• [Goal of the exercise]:
Return all lines below containing the word "checked".

• [Data lines]:
┄┄┄┄┄┄┄┄┄┄┄┄┄┄┄┄┄┄┄┄
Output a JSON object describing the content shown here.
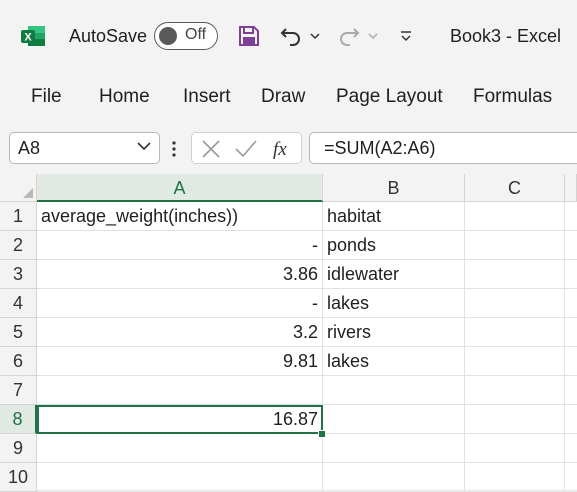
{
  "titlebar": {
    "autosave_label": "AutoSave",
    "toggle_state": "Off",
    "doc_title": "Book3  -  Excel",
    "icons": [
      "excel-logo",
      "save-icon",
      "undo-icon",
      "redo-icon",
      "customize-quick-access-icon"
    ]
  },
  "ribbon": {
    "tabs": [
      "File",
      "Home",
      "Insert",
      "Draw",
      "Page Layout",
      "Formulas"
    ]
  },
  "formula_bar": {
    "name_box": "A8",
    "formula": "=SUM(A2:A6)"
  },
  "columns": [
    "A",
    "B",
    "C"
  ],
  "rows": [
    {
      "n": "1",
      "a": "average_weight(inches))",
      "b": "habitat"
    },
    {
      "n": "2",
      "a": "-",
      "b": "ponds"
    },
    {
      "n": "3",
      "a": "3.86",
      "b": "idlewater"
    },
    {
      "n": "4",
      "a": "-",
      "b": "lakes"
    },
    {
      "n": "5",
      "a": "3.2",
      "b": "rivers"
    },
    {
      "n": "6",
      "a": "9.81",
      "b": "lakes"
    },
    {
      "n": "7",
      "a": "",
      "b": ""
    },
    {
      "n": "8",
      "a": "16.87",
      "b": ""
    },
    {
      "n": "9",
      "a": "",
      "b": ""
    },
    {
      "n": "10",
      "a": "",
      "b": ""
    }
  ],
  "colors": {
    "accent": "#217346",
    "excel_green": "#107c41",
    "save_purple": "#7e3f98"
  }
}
┄┄┄┄┄┄┄┄┄┄┄┄┄┄┄┄┄┄┄┄
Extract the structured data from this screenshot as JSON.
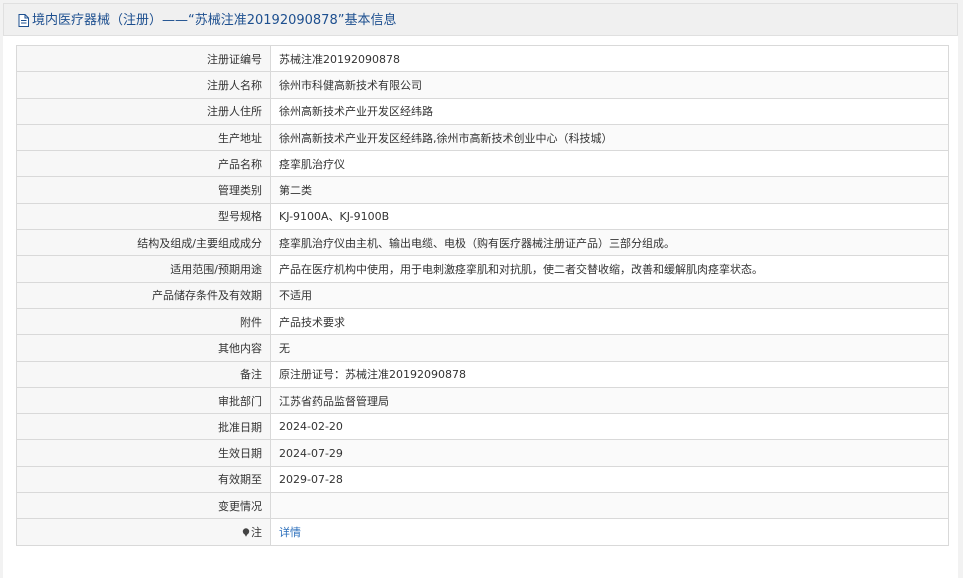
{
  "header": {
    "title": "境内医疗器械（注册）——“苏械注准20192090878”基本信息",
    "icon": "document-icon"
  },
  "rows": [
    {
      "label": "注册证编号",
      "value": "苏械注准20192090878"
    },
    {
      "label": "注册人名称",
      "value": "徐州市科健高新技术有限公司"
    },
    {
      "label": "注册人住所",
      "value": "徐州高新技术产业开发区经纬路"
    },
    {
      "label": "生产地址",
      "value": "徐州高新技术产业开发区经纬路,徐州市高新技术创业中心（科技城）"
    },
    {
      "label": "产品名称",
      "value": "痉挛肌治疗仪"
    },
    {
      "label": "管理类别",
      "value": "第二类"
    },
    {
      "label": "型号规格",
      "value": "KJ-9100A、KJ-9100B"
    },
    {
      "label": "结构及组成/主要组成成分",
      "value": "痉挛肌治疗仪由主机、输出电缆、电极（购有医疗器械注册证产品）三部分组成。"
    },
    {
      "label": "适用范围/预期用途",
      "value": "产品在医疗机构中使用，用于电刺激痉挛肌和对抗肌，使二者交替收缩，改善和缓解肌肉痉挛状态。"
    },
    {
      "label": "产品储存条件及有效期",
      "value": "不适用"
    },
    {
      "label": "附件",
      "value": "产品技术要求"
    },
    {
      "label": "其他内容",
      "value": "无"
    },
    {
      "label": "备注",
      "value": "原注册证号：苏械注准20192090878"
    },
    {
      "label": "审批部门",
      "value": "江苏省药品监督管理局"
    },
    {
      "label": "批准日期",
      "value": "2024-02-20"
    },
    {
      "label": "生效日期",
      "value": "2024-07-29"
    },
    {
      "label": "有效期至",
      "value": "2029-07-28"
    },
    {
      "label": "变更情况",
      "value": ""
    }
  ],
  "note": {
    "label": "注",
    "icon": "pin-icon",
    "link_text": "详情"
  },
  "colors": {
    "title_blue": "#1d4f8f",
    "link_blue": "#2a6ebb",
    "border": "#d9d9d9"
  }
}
┄┄┄┄┄┄┄┄┄┄┄┄┄┄┄┄┄┄┄┄
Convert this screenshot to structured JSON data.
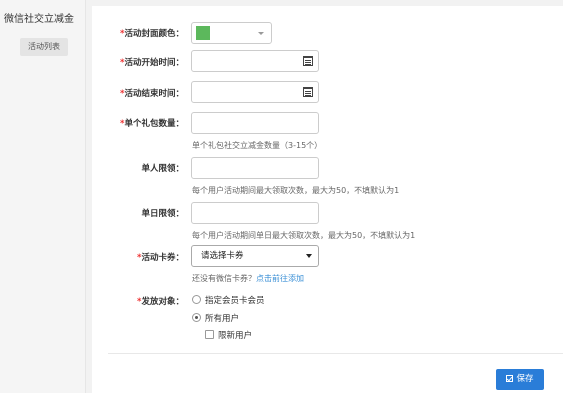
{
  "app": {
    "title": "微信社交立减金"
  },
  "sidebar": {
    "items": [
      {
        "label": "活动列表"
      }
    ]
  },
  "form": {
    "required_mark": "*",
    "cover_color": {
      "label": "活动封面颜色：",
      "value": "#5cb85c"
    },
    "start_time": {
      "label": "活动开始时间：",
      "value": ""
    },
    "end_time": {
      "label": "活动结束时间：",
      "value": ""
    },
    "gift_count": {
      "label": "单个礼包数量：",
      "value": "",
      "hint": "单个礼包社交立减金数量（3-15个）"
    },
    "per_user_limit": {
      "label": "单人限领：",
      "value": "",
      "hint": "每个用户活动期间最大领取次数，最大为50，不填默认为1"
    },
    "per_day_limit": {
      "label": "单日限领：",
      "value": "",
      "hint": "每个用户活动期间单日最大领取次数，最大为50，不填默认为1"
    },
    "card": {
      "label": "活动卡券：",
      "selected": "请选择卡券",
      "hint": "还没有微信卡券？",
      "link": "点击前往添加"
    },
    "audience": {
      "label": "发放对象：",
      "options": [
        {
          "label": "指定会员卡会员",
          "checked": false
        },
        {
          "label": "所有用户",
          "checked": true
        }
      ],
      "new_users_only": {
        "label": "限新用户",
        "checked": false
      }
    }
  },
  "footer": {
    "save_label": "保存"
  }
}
┄┄┄┄┄┄┄┄┄┄┄┄┄┄┄┄┄┄┄┄
• [Response to the exercise]:
          "checked": false
          "checked": true
        "checked": false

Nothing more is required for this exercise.